Recorded data:
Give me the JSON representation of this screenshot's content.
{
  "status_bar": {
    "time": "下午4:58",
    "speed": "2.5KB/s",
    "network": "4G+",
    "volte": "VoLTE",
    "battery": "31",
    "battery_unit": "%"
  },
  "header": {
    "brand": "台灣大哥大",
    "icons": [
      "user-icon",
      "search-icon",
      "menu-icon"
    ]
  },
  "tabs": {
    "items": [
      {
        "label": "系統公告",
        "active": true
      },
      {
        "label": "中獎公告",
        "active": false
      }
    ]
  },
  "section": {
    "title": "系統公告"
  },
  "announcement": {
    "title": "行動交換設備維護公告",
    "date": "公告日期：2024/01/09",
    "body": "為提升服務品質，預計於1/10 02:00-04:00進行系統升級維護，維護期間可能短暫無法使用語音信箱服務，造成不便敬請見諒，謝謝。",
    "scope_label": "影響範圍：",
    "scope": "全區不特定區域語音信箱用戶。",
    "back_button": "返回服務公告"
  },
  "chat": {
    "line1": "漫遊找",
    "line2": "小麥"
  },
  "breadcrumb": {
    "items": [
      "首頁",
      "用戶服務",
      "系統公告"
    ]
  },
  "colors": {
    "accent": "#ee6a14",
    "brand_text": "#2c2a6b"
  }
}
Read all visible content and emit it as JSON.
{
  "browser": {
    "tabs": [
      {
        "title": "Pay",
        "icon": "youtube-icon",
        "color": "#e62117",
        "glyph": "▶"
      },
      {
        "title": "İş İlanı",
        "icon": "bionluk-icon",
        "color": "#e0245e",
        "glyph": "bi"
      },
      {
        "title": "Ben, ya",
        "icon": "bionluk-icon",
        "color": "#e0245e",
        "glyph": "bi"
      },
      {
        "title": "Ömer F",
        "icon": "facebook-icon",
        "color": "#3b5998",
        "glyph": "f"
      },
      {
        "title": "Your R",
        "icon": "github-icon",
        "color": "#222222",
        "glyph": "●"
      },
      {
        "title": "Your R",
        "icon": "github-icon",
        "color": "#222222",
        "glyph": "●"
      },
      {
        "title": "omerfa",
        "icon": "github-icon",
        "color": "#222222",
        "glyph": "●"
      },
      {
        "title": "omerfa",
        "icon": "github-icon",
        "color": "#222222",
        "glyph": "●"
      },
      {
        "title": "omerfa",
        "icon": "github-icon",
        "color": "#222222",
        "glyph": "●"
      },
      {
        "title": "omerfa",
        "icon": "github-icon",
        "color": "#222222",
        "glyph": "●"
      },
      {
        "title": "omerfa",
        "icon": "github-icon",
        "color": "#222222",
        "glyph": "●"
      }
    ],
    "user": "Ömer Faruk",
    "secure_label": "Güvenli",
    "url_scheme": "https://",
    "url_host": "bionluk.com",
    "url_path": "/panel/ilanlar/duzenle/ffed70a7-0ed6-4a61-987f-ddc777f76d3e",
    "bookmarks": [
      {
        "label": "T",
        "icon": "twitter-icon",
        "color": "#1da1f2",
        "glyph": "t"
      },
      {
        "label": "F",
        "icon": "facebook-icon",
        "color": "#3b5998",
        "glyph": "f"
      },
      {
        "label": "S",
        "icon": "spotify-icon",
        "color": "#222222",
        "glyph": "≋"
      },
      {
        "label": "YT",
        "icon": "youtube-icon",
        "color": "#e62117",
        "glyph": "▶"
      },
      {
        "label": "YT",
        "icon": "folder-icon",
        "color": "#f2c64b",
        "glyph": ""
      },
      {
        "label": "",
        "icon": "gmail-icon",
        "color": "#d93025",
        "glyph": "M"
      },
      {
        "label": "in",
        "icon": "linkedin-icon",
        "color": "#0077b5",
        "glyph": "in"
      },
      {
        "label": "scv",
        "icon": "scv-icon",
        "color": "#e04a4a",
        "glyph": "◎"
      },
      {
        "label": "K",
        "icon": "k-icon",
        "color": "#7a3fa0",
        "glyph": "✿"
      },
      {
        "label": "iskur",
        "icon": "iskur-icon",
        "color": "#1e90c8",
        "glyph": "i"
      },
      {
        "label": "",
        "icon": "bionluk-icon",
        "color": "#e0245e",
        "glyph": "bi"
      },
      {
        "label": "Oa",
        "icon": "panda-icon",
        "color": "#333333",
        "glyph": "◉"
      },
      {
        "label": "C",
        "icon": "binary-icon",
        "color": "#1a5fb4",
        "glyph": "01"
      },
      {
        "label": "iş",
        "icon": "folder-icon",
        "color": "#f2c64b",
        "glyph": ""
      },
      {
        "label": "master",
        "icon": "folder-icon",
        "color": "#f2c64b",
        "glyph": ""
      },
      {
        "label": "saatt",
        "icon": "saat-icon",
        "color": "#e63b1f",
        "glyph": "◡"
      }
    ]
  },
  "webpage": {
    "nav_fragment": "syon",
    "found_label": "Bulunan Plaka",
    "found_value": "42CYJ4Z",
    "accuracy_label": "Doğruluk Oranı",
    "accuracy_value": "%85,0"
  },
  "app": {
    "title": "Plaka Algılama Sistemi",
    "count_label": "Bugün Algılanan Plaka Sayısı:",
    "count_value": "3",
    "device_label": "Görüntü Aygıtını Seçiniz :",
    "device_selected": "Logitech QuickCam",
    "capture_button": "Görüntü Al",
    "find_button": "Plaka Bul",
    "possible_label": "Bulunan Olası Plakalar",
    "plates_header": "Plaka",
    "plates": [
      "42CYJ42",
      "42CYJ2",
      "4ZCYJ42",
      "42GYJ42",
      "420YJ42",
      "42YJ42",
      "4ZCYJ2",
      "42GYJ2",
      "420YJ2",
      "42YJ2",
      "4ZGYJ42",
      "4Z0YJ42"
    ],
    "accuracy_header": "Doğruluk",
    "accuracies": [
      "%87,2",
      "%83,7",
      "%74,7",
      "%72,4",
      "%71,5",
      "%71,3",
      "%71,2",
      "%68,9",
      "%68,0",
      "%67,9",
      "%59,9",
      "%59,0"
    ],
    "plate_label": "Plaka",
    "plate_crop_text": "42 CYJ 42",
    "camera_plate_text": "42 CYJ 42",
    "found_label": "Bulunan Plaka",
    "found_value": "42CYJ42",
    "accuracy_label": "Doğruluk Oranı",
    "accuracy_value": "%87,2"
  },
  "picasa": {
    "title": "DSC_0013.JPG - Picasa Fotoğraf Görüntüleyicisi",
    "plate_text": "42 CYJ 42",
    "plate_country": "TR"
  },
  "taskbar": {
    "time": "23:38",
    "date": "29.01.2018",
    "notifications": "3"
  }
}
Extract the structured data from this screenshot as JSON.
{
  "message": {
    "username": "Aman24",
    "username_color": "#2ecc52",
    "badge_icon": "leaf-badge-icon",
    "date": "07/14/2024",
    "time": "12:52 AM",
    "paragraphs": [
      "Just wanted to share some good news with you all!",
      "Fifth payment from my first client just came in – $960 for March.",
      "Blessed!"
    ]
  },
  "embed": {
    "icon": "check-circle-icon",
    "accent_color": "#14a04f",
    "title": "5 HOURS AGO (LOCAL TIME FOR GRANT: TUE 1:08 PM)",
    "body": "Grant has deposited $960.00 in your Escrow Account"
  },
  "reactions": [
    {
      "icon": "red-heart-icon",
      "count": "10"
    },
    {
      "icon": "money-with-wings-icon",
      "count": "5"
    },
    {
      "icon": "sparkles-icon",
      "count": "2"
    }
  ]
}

Exercise aim:
Exactly as written above, please repeat the entries.

Complete output:
Give me the JSON representation of this screenshot's content.
{
  "status_bar": {
    "time": "下午4:58",
    "speed": "2.5KB/s",
    "network": "4G+",
    "volte": "VoLTE",
    "battery": "31",
    "battery_unit": "%"
  },
  "header": {
    "brand": "台灣大哥大",
    "icons": [
      "user-icon",
      "search-icon",
      "menu-icon"
    ]
  },
  "tabs": {
    "items": [
      {
        "label": "系統公告",
        "active": true
      },
      {
        "label": "中獎公告",
        "active": false
      }
    ]
  },
  "section": {
    "title": "系統公告"
  },
  "announcement": {
    "title": "行動交換設備維護公告",
    "date": "公告日期：2024/01/09",
    "body": "為提升服務品質，預計於1/10 02:00-04:00進行系統升級維護，維護期間可能短暫無法使用語音信箱服務，造成不便敬請見諒，謝謝。",
    "scope_label": "影響範圍：",
    "scope": "全區不特定區域語音信箱用戶。",
    "back_button": "返回服務公告"
  },
  "chat": {
    "line1": "漫遊找",
    "line2": "小麥"
  },
  "breadcrumb": {
    "items": [
      "首頁",
      "用戶服務",
      "系統公告"
    ]
  },
  "colors": {
    "accent": "#ee6a14",
    "brand_text": "#2c2a6b"
  }
}
Read all visible content and emit it as JSON.
{
  "browser": {
    "tabs": [
      {
        "title": "Pay",
        "icon": "youtube-icon",
        "color": "#e62117",
        "glyph": "▶"
      },
      {
        "title": "İş İlanı",
        "icon": "bionluk-icon",
        "color": "#e0245e",
        "glyph": "bi"
      },
      {
        "title": "Ben, ya",
        "icon": "bionluk-icon",
        "color": "#e0245e",
        "glyph": "bi"
      },
      {
        "title": "Ömer F",
        "icon": "facebook-icon",
        "color": "#3b5998",
        "glyph": "f"
      },
      {
        "title": "Your R",
        "icon": "github-icon",
        "color": "#222222",
        "glyph": "●"
      },
      {
        "title": "Your R",
        "icon": "github-icon",
        "color": "#222222",
        "glyph": "●"
      },
      {
        "title": "omerfa",
        "icon": "github-icon",
        "color": "#222222",
        "glyph": "●"
      },
      {
        "title": "omerfa",
        "icon": "github-icon",
        "color": "#222222",
        "glyph": "●"
      },
      {
        "title": "omerfa",
        "icon": "github-icon",
        "color": "#222222",
        "glyph": "●"
      },
      {
        "title": "omerfa",
        "icon": "github-icon",
        "color": "#222222",
        "glyph": "●"
      },
      {
        "title": "omerfa",
        "icon": "github-icon",
        "color": "#222222",
        "glyph": "●"
      }
    ],
    "user": "Ömer Faruk",
    "secure_label": "Güvenli",
    "url_scheme": "https://",
    "url_host": "bionluk.com",
    "url_path": "/panel/ilanlar/duzenle/ffed70a7-0ed6-4a61-987f-ddc777f76d3e",
    "bookmarks": [
      {
        "label": "T",
        "icon": "twitter-icon",
        "color": "#1da1f2",
        "glyph": "t"
      },
      {
        "label": "F",
        "icon": "facebook-icon",
        "color": "#3b5998",
        "glyph": "f"
      },
      {
        "label": "S",
        "icon": "spotify-icon",
        "color": "#222222",
        "glyph": "≋"
      },
      {
        "label": "YT",
        "icon": "youtube-icon",
        "color": "#e62117",
        "glyph": "▶"
      },
      {
        "label": "YT",
        "icon": "folder-icon",
        "color": "#f2c64b",
        "glyph": ""
      },
      {
        "label": "",
        "icon": "gmail-icon",
        "color": "#d93025",
        "glyph": "M"
      },
      {
        "label": "in",
        "icon": "linkedin-icon",
        "color": "#0077b5",
        "glyph": "in"
      },
      {
        "label": "scv",
        "icon": "scv-icon",
        "color": "#e04a4a",
        "glyph": "◎"
      },
      {
        "label": "K",
        "icon": "k-icon",
        "color": "#7a3fa0",
        "glyph": "✿"
      },
      {
        "label": "iskur",
        "icon": "iskur-icon",
        "color": "#1e90c8",
        "glyph": "i"
      },
      {
        "label": "",
        "icon": "bionluk-icon",
        "color": "#e0245e",
        "glyph": "bi"
      },
      {
        "label": "Oa",
        "icon": "panda-icon",
        "color": "#333333",
        "glyph": "◉"
      },
      {
        "label": "C",
        "icon": "binary-icon",
        "color": "#1a5fb4",
        "glyph": "01"
      },
      {
        "label": "iş",
        "icon": "folder-icon",
        "color": "#f2c64b",
        "glyph": ""
      },
      {
        "label": "master",
        "icon": "folder-icon",
        "color": "#f2c64b",
        "glyph": ""
      },
      {
        "label": "saatt",
        "icon": "saat-icon",
        "color": "#e63b1f",
        "glyph": "◡"
      }
    ]
  },
  "webpage": {
    "nav_fragment": "syon",
    "found_label": "Bulunan Plaka",
    "found_value": "42CYJ4Z",
    "accuracy_label": "Doğruluk Oranı",
    "accuracy_value": "%85,0"
  },
  "app": {
    "title": "Plaka Algılama Sistemi",
    "count_label": "Bugün Algılanan Plaka Sayısı:",
    "count_value": "3",
    "device_label": "Görüntü Aygıtını Seçiniz :",
    "device_selected": "Logitech QuickCam",
    "capture_button": "Görüntü Al",
    "find_button": "Plaka Bul",
    "possible_label": "Bulunan Olası Plakalar",
    "plates_header": "Plaka",
    "plates": [
      "42CYJ42",
      "42CYJ2",
      "4ZCYJ42",
      "42GYJ42",
      "420YJ42",
      "42YJ42",
      "4ZCYJ2",
      "42GYJ2",
      "420YJ2",
      "42YJ2",
      "4ZGYJ42",
      "4Z0YJ42"
    ],
    "accuracy_header": "Doğruluk",
    "accuracies": [
      "%87,2",
      "%83,7",
      "%74,7",
      "%72,4",
      "%71,5",
      "%71,3",
      "%71,2",
      "%68,9",
      "%68,0",
      "%67,9",
      "%59,9",
      "%59,0"
    ],
    "plate_label": "Plaka",
    "plate_crop_text": "42 CYJ 42",
    "camera_plate_text": "42 CYJ 42",
    "found_label": "Bulunan Plaka",
    "found_value": "42CYJ42",
    "accuracy_label": "Doğruluk Oranı",
    "accuracy_value": "%87,2"
  },
  "picasa": {
    "title": "DSC_0013.JPG - Picasa Fotoğraf Görüntüleyicisi",
    "plate_text": "42 CYJ 42",
    "plate_country": "TR"
  },
  "taskbar": {
    "time": "23:38",
    "date": "29.01.2018",
    "notifications": "3"
  }
}
Extract the structured data from this screenshot as JSON.
{
  "message": {
    "username": "Aman24",
    "username_color": "#2ecc52",
    "badge_icon": "leaf-badge-icon",
    "date": "07/14/2024",
    "time": "12:52 AM",
    "paragraphs": [
      "Just wanted to share some good news with you all!",
      "Fifth payment from my first client just came in – $960 for March.",
      "Blessed!"
    ]
  },
  "embed": {
    "icon": "check-circle-icon",
    "accent_color": "#14a04f",
    "title": "5 HOURS AGO (LOCAL TIME FOR GRANT: TUE 1:08 PM)",
    "body": "Grant has deposited $960.00 in your Escrow Account"
  },
  "reactions": [
    {
      "icon": "red-heart-icon",
      "count": "10"
    },
    {
      "icon": "money-with-wings-icon",
      "count": "5"
    },
    {
      "icon": "sparkles-icon",
      "count": "2"
    }
  ]
}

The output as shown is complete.